— YOUR TASKS —
a) Which percentage figures appear in the article on the REIT index decline?
b) Continue the article on the REIT index decline from where it stops.

Even though it seems that the Feds plan is to raise interest rates slowly and gradually, keeping the rates still historically low for some time, the way investors decided to take that news provided an outcome that was anything but gradual. The market, as many know, is more or less controlled by the emotional state of its investors. What did this mean for the MSCI US REIT Index when investors found out that interest rates could rise even a little bit? Well naturally it took a nose-dive and is now at a negative return of 9.4 percent for the first time since 2008. Now, to be fair, one cannot put all of the blame on interest rates. One could certainly argue that after a six year rally, and a growth of about 346 percent, that it is entirely possible that the Index and the overall market for real estate was a tad overvalued and due for a bit of a drop. The index even grew 30 percent last year alone. Furthermore, all of the hullabaloo happening in China certainly did not help either.

Junior business leadership student and PRISM member Jordan Den Herder seemed to agree with the mainstream speculation when he stated, “I am not surprised that people would react so drastically and in such a preemptive manner. Also the Index had been on a growth streak for so many years and was bound to correct itself eventually.” Another PRISM member, Jason Martinez, had this to include: “I have a bit more of a tolerance for such volatility because I try and maintain a long term mindset when it comes to investing in things like indexes. If anything I would hold onto my investment in my REITs index and try and buy even more shares when it hits its trough and has become undervalued.”

— COLLECTED DATA —
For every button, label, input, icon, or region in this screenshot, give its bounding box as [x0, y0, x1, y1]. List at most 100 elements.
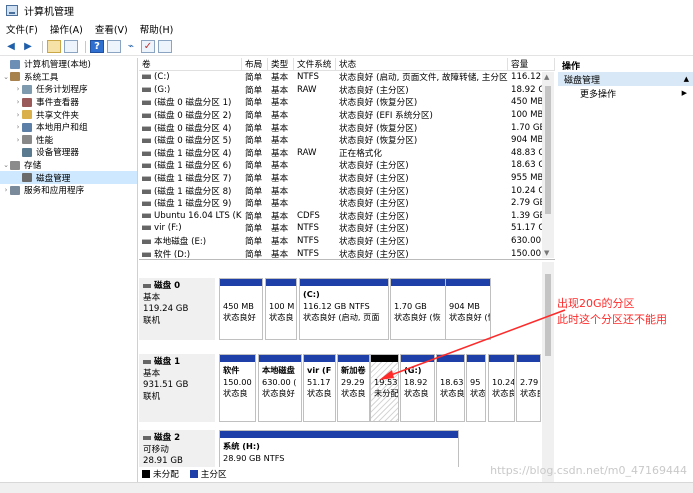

— RESULTS —
a) 9.4 percent, 346 percent, 30 percent

b)
Moreover, as interest rates do start to rise, the payments people receive from investing in REITs indexes start to look less and less attractive relative to bonds, along with the fact that as interest rates rise it becomes more expensive for REITs to raise money to fuel their growth. This drove the prices down for REITs sharply in combination with anxiety investors shared about China.

But in the interest of making lemonade out of lemons, one could say that soon would be a great time to invest in certain REITs indexes since they are having their first off-year in 6 years. In any event, it would be wise to wait and see what the Fed actually plans on doing because in theory, the indexes could rally quite a bit if the Fed decides to hold off on raising of interest rates.